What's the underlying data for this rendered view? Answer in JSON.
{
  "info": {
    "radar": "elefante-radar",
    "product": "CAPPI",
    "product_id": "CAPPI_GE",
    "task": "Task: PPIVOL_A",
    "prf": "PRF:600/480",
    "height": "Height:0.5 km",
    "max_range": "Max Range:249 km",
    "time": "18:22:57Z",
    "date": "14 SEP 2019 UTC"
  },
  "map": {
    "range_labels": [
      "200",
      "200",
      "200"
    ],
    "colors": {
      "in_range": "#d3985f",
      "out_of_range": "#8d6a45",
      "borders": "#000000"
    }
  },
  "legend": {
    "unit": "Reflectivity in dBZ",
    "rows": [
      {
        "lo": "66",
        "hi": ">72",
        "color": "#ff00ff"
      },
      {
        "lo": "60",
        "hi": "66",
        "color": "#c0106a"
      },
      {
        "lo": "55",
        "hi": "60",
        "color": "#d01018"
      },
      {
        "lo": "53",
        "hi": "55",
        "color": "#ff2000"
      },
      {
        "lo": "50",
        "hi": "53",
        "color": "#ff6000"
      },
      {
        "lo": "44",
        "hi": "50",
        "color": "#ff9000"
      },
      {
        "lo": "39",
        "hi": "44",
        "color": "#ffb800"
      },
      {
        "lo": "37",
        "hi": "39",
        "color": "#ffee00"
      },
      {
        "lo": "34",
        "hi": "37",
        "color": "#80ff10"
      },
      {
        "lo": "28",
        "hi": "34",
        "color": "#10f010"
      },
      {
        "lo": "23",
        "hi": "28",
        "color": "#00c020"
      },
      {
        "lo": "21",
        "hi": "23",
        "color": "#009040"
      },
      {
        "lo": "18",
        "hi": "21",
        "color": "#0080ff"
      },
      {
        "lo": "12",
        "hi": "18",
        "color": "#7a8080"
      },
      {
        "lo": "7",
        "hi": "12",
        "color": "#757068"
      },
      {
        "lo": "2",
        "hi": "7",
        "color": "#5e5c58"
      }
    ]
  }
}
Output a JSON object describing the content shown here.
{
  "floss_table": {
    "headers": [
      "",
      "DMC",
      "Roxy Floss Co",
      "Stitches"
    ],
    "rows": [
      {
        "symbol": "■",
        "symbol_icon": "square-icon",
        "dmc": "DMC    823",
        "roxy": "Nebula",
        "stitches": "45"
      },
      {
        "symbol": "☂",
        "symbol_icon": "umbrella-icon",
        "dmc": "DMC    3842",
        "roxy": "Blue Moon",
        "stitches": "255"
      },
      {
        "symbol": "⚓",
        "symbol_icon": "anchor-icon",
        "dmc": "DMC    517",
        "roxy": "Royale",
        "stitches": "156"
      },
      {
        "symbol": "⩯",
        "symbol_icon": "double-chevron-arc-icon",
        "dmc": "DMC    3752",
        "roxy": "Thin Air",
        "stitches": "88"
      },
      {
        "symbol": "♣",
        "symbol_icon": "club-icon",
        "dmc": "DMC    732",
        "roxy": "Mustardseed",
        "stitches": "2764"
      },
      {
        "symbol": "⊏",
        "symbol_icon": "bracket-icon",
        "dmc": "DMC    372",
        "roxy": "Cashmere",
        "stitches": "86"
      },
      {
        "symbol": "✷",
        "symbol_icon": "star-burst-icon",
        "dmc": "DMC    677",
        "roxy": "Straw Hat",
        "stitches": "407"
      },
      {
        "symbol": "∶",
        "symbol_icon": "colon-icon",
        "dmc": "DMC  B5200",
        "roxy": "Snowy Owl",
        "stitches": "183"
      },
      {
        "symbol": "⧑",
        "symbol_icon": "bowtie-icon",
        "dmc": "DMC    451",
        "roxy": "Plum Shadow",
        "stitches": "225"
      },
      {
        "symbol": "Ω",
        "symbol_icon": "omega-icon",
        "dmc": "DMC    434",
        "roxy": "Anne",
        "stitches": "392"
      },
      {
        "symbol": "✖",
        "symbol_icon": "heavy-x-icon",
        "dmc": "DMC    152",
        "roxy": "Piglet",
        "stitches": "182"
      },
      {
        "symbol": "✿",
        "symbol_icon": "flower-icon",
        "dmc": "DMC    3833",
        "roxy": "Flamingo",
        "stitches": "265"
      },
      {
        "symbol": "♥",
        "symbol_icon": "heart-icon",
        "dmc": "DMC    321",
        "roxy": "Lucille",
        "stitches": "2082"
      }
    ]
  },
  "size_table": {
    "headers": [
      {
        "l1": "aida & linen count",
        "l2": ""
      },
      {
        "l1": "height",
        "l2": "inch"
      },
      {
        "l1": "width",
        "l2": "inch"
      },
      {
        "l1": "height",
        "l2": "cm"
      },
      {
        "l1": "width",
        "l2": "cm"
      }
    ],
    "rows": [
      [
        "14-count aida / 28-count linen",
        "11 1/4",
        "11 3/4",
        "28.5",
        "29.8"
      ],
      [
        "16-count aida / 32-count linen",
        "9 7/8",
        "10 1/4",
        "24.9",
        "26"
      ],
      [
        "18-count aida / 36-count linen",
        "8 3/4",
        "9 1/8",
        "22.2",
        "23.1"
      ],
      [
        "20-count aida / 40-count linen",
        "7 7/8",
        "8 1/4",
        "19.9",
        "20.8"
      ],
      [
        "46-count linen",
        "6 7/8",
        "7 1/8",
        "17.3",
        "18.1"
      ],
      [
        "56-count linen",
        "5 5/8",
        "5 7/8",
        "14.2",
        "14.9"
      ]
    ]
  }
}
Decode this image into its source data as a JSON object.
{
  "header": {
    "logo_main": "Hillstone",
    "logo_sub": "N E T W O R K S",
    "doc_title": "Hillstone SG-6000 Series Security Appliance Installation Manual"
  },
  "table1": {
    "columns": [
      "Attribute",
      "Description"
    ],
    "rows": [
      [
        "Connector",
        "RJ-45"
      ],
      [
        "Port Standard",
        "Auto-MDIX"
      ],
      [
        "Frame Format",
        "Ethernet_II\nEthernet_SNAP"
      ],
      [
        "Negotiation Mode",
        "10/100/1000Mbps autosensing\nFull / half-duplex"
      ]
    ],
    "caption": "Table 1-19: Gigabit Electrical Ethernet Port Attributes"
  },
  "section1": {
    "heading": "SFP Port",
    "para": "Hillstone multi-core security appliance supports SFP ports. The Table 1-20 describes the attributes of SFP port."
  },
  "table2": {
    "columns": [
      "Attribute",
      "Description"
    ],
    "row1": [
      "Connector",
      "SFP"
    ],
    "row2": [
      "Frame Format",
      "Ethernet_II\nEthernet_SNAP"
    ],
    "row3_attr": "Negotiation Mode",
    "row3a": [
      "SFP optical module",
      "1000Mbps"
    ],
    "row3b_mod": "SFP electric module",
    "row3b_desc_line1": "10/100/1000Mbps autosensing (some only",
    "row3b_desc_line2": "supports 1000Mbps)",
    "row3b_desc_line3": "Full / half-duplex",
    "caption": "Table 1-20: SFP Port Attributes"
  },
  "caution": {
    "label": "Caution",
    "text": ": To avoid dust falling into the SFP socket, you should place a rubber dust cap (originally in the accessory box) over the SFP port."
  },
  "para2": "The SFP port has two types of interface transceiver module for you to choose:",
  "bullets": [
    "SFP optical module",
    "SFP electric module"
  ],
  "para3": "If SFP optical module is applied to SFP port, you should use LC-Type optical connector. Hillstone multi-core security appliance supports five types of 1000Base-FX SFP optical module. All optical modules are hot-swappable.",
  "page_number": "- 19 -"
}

--

REQUIREMENT:
Extract all of the data above without altering anything.

ANSWER BELOW:
What's the underlying data for this rendered view? Answer in JSON.
{
  "info": {
    "radar": "elefante-radar",
    "product": "CAPPI",
    "product_id": "CAPPI_GE",
    "task": "Task: PPIVOL_A",
    "prf": "PRF:600/480",
    "height": "Height:0.5 km",
    "max_range": "Max Range:249 km",
    "time": "18:22:57Z",
    "date": "14 SEP 2019 UTC"
  },
  "map": {
    "range_labels": [
      "200",
      "200",
      "200"
    ],
    "colors": {
      "in_range": "#d3985f",
      "out_of_range": "#8d6a45",
      "borders": "#000000"
    }
  },
  "legend": {
    "unit": "Reflectivity in dBZ",
    "rows": [
      {
        "lo": "66",
        "hi": ">72",
        "color": "#ff00ff"
      },
      {
        "lo": "60",
        "hi": "66",
        "color": "#c0106a"
      },
      {
        "lo": "55",
        "hi": "60",
        "color": "#d01018"
      },
      {
        "lo": "53",
        "hi": "55",
        "color": "#ff2000"
      },
      {
        "lo": "50",
        "hi": "53",
        "color": "#ff6000"
      },
      {
        "lo": "44",
        "hi": "50",
        "color": "#ff9000"
      },
      {
        "lo": "39",
        "hi": "44",
        "color": "#ffb800"
      },
      {
        "lo": "37",
        "hi": "39",
        "color": "#ffee00"
      },
      {
        "lo": "34",
        "hi": "37",
        "color": "#80ff10"
      },
      {
        "lo": "28",
        "hi": "34",
        "color": "#10f010"
      },
      {
        "lo": "23",
        "hi": "28",
        "color": "#00c020"
      },
      {
        "lo": "21",
        "hi": "23",
        "color": "#009040"
      },
      {
        "lo": "18",
        "hi": "21",
        "color": "#0080ff"
      },
      {
        "lo": "12",
        "hi": "18",
        "color": "#7a8080"
      },
      {
        "lo": "7",
        "hi": "12",
        "color": "#757068"
      },
      {
        "lo": "2",
        "hi": "7",
        "color": "#5e5c58"
      }
    ]
  }
}
Output a JSON object describing the content shown here.
{
  "floss_table": {
    "headers": [
      "",
      "DMC",
      "Roxy Floss Co",
      "Stitches"
    ],
    "rows": [
      {
        "symbol": "■",
        "symbol_icon": "square-icon",
        "dmc": "DMC    823",
        "roxy": "Nebula",
        "stitches": "45"
      },
      {
        "symbol": "☂",
        "symbol_icon": "umbrella-icon",
        "dmc": "DMC    3842",
        "roxy": "Blue Moon",
        "stitches": "255"
      },
      {
        "symbol": "⚓",
        "symbol_icon": "anchor-icon",
        "dmc": "DMC    517",
        "roxy": "Royale",
        "stitches": "156"
      },
      {
        "symbol": "⩯",
        "symbol_icon": "double-chevron-arc-icon",
        "dmc": "DMC    3752",
        "roxy": "Thin Air",
        "stitches": "88"
      },
      {
        "symbol": "♣",
        "symbol_icon": "club-icon",
        "dmc": "DMC    732",
        "roxy": "Mustardseed",
        "stitches": "2764"
      },
      {
        "symbol": "⊏",
        "symbol_icon": "bracket-icon",
        "dmc": "DMC    372",
        "roxy": "Cashmere",
        "stitches": "86"
      },
      {
        "symbol": "✷",
        "symbol_icon": "star-burst-icon",
        "dmc": "DMC    677",
        "roxy": "Straw Hat",
        "stitches": "407"
      },
      {
        "symbol": "∶",
        "symbol_icon": "colon-icon",
        "dmc": "DMC  B5200",
        "roxy": "Snowy Owl",
        "stitches": "183"
      },
      {
        "symbol": "⧑",
        "symbol_icon": "bowtie-icon",
        "dmc": "DMC    451",
        "roxy": "Plum Shadow",
        "stitches": "225"
      },
      {
        "symbol": "Ω",
        "symbol_icon": "omega-icon",
        "dmc": "DMC    434",
        "roxy": "Anne",
        "stitches": "392"
      },
      {
        "symbol": "✖",
        "symbol_icon": "heavy-x-icon",
        "dmc": "DMC    152",
        "roxy": "Piglet",
        "stitches": "182"
      },
      {
        "symbol": "✿",
        "symbol_icon": "flower-icon",
        "dmc": "DMC    3833",
        "roxy": "Flamingo",
        "stitches": "265"
      },
      {
        "symbol": "♥",
        "symbol_icon": "heart-icon",
        "dmc": "DMC    321",
        "roxy": "Lucille",
        "stitches": "2082"
      }
    ]
  },
  "size_table": {
    "headers": [
      {
        "l1": "aida & linen count",
        "l2": ""
      },
      {
        "l1": "height",
        "l2": "inch"
      },
      {
        "l1": "width",
        "l2": "inch"
      },
      {
        "l1": "height",
        "l2": "cm"
      },
      {
        "l1": "width",
        "l2": "cm"
      }
    ],
    "rows": [
      [
        "14-count aida / 28-count linen",
        "11 1/4",
        "11 3/4",
        "28.5",
        "29.8"
      ],
      [
        "16-count aida / 32-count linen",
        "9 7/8",
        "10 1/4",
        "24.9",
        "26"
      ],
      [
        "18-count aida / 36-count linen",
        "8 3/4",
        "9 1/8",
        "22.2",
        "23.1"
      ],
      [
        "20-count aida / 40-count linen",
        "7 7/8",
        "8 1/4",
        "19.9",
        "20.8"
      ],
      [
        "46-count linen",
        "6 7/8",
        "7 1/8",
        "17.3",
        "18.1"
      ],
      [
        "56-count linen",
        "5 5/8",
        "5 7/8",
        "14.2",
        "14.9"
      ]
    ]
  }
}
Decode this image into its source data as a JSON object.
{
  "header": {
    "logo_main": "Hillstone",
    "logo_sub": "N E T W O R K S",
    "doc_title": "Hillstone SG-6000 Series Security Appliance Installation Manual"
  },
  "table1": {
    "columns": [
      "Attribute",
      "Description"
    ],
    "rows": [
      [
        "Connector",
        "RJ-45"
      ],
      [
        "Port Standard",
        "Auto-MDIX"
      ],
      [
        "Frame Format",
        "Ethernet_II\nEthernet_SNAP"
      ],
      [
        "Negotiation Mode",
        "10/100/1000Mbps autosensing\nFull / half-duplex"
      ]
    ],
    "caption": "Table 1-19: Gigabit Electrical Ethernet Port Attributes"
  },
  "section1": {
    "heading": "SFP Port",
    "para": "Hillstone multi-core security appliance supports SFP ports. The Table 1-20 describes the attributes of SFP port."
  },
  "table2": {
    "columns": [
      "Attribute",
      "Description"
    ],
    "row1": [
      "Connector",
      "SFP"
    ],
    "row2": [
      "Frame Format",
      "Ethernet_II\nEthernet_SNAP"
    ],
    "row3_attr": "Negotiation Mode",
    "row3a": [
      "SFP optical module",
      "1000Mbps"
    ],
    "row3b_mod": "SFP electric module",
    "row3b_desc_line1": "10/100/1000Mbps autosensing (some only",
    "row3b_desc_line2": "supports 1000Mbps)",
    "row3b_desc_line3": "Full / half-duplex",
    "caption": "Table 1-20: SFP Port Attributes"
  },
  "caution": {
    "label": "Caution",
    "text": ": To avoid dust falling into the SFP socket, you should place a rubber dust cap (originally in the accessory box) over the SFP port."
  },
  "para2": "The SFP port has two types of interface transceiver module for you to choose:",
  "bullets": [
    "SFP optical module",
    "SFP electric module"
  ],
  "para3": "If SFP optical module is applied to SFP port, you should use LC-Type optical connector. Hillstone multi-core security appliance supports five types of 1000Base-FX SFP optical module. All optical modules are hot-swappable.",
  "page_number": "- 19 -"
}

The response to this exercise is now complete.